___ Record extracts
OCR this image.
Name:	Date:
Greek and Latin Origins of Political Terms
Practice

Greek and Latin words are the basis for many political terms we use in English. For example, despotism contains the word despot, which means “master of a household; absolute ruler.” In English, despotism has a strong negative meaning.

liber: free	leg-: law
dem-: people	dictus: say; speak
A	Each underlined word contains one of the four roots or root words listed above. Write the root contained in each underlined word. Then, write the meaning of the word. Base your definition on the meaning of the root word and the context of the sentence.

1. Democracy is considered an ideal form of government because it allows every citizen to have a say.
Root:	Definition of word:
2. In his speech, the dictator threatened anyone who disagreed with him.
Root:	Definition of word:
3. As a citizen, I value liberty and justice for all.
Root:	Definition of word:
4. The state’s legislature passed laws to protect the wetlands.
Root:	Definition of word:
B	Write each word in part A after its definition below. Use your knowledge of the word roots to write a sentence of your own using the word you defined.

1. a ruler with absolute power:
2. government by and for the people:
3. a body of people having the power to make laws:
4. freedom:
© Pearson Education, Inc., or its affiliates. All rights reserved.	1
______
___ Record extracts
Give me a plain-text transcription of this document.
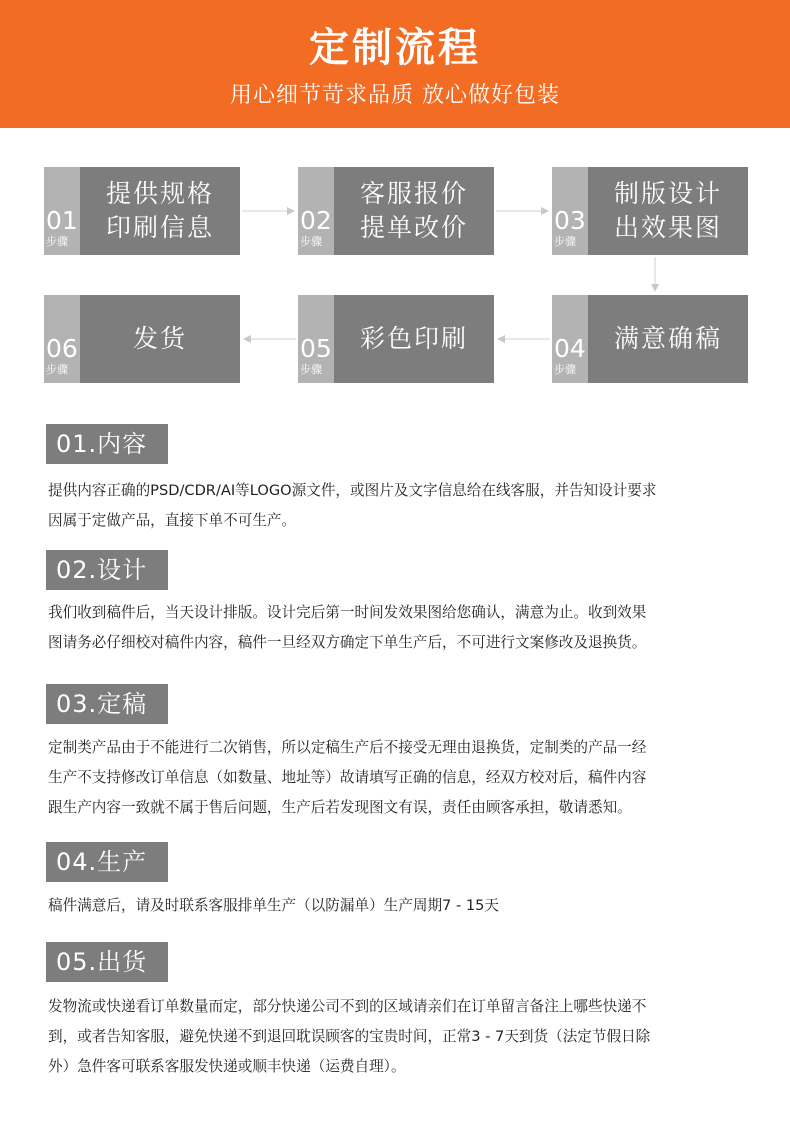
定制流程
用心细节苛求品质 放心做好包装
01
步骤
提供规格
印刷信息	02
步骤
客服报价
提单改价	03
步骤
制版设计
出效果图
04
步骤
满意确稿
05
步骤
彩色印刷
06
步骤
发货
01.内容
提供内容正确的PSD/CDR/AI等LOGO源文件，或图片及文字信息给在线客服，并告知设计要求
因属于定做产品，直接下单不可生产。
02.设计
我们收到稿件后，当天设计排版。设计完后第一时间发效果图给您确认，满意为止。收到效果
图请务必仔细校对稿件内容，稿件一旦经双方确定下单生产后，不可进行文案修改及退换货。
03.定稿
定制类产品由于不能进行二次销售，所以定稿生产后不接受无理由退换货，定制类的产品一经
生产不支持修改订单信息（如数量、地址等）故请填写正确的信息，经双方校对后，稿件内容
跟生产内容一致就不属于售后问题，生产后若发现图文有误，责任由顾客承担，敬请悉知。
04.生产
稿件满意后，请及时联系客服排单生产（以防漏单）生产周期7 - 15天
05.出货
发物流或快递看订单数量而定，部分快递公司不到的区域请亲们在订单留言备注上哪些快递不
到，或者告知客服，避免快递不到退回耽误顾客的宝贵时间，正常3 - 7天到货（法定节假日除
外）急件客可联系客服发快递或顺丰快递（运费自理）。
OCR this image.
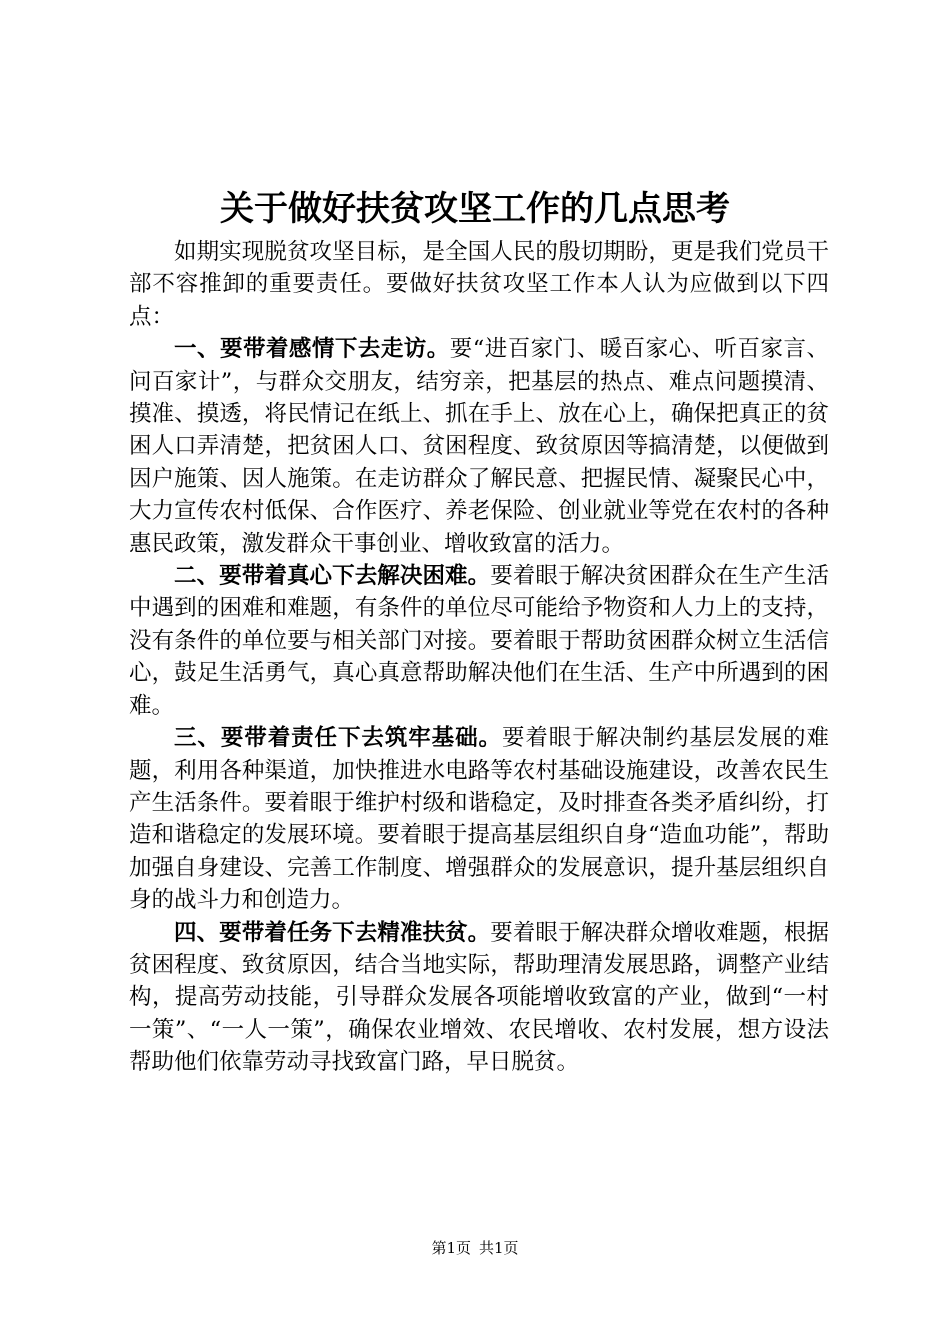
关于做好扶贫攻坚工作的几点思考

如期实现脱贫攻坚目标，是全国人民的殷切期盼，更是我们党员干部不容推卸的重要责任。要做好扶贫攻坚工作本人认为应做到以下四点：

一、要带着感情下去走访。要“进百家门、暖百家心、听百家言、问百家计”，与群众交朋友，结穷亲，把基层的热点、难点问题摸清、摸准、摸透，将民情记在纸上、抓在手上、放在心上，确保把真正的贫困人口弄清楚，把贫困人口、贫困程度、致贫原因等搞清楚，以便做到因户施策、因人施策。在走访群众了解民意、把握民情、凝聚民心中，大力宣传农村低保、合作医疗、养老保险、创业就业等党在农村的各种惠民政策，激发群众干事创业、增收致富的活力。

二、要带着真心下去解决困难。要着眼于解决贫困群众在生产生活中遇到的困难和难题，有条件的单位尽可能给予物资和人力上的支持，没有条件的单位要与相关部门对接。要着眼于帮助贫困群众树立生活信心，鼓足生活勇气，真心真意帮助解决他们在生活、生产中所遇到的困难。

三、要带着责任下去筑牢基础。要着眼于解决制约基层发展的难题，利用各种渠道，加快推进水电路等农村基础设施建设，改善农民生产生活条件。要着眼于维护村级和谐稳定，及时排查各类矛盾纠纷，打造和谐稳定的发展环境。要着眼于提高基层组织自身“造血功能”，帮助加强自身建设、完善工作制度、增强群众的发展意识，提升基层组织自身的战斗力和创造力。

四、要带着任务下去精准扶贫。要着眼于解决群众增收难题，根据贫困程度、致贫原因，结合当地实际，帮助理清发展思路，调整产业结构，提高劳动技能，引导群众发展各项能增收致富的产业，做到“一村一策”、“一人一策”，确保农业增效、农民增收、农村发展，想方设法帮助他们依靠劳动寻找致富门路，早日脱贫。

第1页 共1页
______
___ Record extracts
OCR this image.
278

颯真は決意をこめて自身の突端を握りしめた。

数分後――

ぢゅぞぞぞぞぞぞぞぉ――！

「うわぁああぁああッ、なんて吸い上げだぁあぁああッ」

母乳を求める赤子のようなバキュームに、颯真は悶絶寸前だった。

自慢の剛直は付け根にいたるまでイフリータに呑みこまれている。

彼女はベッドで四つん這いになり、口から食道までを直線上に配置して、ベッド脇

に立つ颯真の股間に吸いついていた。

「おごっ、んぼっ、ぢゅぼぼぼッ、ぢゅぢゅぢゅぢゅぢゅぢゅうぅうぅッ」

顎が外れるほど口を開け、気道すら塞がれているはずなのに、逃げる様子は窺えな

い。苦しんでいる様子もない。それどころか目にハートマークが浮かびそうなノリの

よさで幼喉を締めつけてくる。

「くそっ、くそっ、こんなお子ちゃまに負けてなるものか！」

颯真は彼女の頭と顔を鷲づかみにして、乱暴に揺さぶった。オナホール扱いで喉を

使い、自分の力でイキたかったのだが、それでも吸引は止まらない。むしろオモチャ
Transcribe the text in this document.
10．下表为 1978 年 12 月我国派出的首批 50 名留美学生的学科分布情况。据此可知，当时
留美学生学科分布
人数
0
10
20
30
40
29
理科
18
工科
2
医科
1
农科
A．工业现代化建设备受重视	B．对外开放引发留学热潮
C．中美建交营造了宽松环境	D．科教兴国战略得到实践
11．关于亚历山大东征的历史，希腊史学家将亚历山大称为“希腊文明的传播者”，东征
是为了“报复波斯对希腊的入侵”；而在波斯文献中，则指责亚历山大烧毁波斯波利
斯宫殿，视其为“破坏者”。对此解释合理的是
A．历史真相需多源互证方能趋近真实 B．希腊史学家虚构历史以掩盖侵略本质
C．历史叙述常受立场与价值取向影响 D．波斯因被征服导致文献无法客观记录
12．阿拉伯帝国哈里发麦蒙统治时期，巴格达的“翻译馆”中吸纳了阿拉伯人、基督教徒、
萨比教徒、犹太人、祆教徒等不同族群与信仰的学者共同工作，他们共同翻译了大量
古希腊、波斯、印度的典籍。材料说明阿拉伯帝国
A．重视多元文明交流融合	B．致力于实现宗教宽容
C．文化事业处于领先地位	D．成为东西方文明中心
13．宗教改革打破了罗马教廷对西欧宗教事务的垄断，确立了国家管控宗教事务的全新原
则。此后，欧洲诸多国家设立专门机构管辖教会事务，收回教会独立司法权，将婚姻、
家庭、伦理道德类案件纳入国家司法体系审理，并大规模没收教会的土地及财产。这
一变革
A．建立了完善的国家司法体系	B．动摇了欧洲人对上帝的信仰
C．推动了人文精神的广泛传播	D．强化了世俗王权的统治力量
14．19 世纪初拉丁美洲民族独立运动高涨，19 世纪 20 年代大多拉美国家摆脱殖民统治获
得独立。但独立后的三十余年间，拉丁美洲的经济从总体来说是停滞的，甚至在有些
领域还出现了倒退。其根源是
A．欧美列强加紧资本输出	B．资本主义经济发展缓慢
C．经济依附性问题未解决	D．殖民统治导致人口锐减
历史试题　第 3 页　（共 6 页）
______
> [Aim]
Find the lines containing "absolute" and pull them out.

> [Reply]
Greek and Latin words are the basis for many political terms we use in English. For example, despotism contains the word despot, which means “master of a household; absolute ruler.” In English, despotism has a strong negative meaning.
1. a ruler with absolute power:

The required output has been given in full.